**Exercises**
(1) Quote word for word the part of the orthopedic surgeon article that starts with the words containing "NEW GUY – Dr." and ends with "the 52-year-old Blease.".
(2) Extend the orthopedic surgeon article from the point where it stops.

**Provided passage**
%%
By Ed Moreth 

Orthopedic surgeon to join CFVH staff

 

November 15, 2018

Ed Moreth

NEW GUY – Dr. Robert E. Blease poses in his future operating room at Clark Fork Valley Hospital. Blease will join the hospital in January, but met the hospital staff last week.

He started in the mountains of Colorado, lived in the deserts of the Middle East, moved to the swamps of Florida and soon he'll be in the Rockies of Montana as a member of Clark Fork Valley Hospital.

Dr. Robert E. Blease will be the hospital's first fulltime orthopedic surgeon since the late 1990s and is scheduled to begin work sometime in mid January.

"In looking for a new practice opportunity, I was seeking a smaller facility in the West, were I could provide more personalized care to my patients in an environment that encouraged me to do so," said the 52-year-old Blease.

He has been in the medical field for 18 years, starting with a career in the Army, retiring as a lieutenant colonel in 2014. He didn't set out right away to be a doctor. After enlisting in 1985, he became an electronic warfare specialist as a Czech linguist. Six years later, he became a Special Forces medic. He became an officer in 1997 and received a Bachelor of Science degree from Colorado State University. His Doctorate of Medicine came from the Uniformed Services University of Health Sciences in 2000. He did his Orthopedic Surgical Internship at William Beaumont Amy Medical Center, where he also did his Orthopedic Surgical Residency. In 2007, he obtained his Orthopedic Trauma Fellowship from the University of Tennessee School of Medicine.

During his career in the Army he's had nine different units and was deployed to Iraq and Afghanistan, chalking up nearly two dozen ribbons and medals in his career.

After leaving the military, he took a position as orthopedic trauma surgeon at Holmes Regional Medical Center in Melbourne, Fla., where he averaged about 1,000 cases a year. "I was just too busy to enjoy life and work," said Blease, who received a flyer in the mail about Clark Fork Valley Hospital seeking an orthopedic surgeon. Blease said he looked at about 100 places before narrowing it down to four – two in Colorado, one in New Mexico, and Plains.

"I'm looking forward to being here, getting back to a little easier pace of life and a place where I can do a lot of the leisure time activities I like," he said during a short trip to Plains last week, when visited the hospital to look over his future work places and to meet some of the hospital's key personnel.
%%
**Source information**
%%
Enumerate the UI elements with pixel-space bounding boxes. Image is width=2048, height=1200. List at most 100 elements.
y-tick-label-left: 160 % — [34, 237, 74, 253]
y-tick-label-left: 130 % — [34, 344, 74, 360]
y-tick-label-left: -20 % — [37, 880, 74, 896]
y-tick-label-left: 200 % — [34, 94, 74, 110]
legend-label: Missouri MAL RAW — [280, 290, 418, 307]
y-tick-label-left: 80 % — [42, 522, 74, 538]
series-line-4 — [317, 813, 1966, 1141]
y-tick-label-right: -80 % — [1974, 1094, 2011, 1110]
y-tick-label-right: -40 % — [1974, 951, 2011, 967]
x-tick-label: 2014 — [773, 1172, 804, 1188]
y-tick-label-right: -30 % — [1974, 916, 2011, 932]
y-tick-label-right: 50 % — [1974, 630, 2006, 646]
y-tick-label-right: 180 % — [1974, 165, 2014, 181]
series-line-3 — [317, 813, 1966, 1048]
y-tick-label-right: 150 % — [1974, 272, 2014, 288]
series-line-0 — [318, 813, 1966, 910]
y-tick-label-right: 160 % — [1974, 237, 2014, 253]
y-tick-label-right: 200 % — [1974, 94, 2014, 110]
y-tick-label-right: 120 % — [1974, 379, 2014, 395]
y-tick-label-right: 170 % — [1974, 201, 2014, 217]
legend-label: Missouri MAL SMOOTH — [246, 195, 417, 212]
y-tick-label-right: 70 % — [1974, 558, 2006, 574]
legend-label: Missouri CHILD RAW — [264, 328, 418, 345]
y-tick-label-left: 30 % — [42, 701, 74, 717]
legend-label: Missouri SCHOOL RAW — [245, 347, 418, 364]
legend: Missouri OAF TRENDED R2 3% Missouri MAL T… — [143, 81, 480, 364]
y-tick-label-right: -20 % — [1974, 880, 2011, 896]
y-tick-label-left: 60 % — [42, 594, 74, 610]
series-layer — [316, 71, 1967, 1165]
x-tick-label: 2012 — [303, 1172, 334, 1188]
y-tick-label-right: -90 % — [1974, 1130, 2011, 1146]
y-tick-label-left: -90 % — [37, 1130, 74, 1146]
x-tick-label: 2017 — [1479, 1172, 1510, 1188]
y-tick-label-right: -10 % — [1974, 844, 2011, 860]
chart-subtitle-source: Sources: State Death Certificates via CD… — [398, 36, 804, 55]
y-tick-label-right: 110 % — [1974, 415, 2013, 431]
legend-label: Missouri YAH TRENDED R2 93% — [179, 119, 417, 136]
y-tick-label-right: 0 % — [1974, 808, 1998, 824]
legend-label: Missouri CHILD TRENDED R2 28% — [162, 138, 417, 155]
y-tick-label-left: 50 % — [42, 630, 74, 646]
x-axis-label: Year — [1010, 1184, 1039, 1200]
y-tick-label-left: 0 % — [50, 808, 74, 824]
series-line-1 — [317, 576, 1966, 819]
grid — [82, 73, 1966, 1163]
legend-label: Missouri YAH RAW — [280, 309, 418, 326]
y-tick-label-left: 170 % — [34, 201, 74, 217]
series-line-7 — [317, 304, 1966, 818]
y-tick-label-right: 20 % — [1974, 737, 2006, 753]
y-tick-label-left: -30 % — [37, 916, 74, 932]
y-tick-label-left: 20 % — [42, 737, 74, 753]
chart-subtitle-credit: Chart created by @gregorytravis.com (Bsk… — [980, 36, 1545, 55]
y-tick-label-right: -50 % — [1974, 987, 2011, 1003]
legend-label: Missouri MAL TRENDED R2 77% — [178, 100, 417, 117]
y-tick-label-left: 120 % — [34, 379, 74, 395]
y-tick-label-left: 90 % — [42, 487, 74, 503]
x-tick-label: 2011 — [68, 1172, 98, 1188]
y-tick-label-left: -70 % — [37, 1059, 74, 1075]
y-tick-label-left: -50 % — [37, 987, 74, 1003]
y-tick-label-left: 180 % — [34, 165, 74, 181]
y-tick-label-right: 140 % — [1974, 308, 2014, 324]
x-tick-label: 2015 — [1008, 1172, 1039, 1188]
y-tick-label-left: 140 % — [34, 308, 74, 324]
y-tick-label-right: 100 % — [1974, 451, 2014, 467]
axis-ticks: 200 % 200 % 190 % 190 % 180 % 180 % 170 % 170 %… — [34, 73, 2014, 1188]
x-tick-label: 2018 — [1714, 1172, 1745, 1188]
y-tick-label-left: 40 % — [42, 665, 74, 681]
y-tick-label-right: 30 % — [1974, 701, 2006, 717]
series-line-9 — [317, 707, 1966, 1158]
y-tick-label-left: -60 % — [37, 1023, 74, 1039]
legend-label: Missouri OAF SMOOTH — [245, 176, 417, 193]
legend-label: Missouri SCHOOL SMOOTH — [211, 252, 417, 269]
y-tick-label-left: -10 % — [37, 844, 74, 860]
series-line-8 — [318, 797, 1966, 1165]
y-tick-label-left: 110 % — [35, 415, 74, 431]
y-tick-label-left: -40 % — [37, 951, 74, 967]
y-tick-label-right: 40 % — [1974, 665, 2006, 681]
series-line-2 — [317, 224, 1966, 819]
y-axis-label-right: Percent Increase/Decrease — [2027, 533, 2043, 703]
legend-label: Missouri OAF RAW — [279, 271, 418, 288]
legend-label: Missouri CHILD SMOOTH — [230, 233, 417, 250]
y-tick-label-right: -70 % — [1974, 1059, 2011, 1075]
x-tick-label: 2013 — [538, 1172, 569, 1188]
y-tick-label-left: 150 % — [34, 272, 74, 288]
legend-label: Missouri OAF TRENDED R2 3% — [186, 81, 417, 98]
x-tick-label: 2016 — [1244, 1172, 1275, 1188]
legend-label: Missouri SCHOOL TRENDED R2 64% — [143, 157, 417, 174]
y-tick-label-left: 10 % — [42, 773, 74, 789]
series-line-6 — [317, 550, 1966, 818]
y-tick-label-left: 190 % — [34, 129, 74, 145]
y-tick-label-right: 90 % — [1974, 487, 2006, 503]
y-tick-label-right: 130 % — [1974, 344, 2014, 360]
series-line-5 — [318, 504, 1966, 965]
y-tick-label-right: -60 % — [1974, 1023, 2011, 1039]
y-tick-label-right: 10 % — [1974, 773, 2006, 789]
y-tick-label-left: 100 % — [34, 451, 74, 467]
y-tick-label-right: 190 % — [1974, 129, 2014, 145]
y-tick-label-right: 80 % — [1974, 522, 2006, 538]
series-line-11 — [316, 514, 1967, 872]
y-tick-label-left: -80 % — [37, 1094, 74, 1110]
%%
**Exercise answers**
(1)
NEW GUY – Dr. Robert E. Blease poses in his future operating room at Clark Fork Valley Hospital. Blease will join the hospital in January, but met the hospital staff last week.

He started in the mountains of Colorado, lived in the deserts of the Middle East, moved to the swamps of Florida and soon he'll be in the Rockies of Montana as a member of Clark Fork Valley Hospital.

Dr. Robert E. Blease will be the hospital's first fulltime orthopedic surgeon since the late 1990s and is scheduled to begin work sometime in mid January.

"In looking for a new practice opportunity, I was seeking a smaller facility in the West, were I could provide more personalized care to my patients in an environment that encouraged me to do so," said the 52-year-old Blease.

(2)
He liked the idea of a small hospital run by a physician, which he said is a rarity. He found Plains to be friendly, beautiful and without the over population that has "plagued my home state of Colorado," where his father was a family practice physician.

"Additionally, I am looking forward to working in an environment where the focus is on quality of care and not corporate profit," he said. "The exposure that I received through the Special Forces training, the lives that were improved, and the feelings of satisfaction after making lasting positive impacts in others' lives, all pushed my career in this direction," said Blease, who initially considered being an ER physician, but he said he became "disenfranchised with that very quickly." He also thought about general surgery trauma. "I kind of stumbled into orthopedics and there were people that did surgery, worked hard and seemed happy and had a lot of fun," said Blease. He guessed that he has performed somewhere between 8,000-10,000 surgeries in his career.

Dr. Carl Albertson served as an orthopedic surgeon in Plains from the mid 1970s until 1997, according to Dr. Greg Hanson, CEO of Clark Fork Valley Hospital. Since that time, visiting surgeons and outreach services by various surgeons have helped filled the gaps.

"We have seen it increasingly inconvenient for Sanders County residents to obtain orthopedic services," Dr. Hanson said. He added that Dr. Jeffrey LaPorte of Missoula has served the local community for the last several years, but is limited in commitment time, which Hanson said results in frequent delays in obtaining care.

"We believe that Dr. Blease's full-time presence will dramatically improve availability of high quality orthopedic services," Hanson said.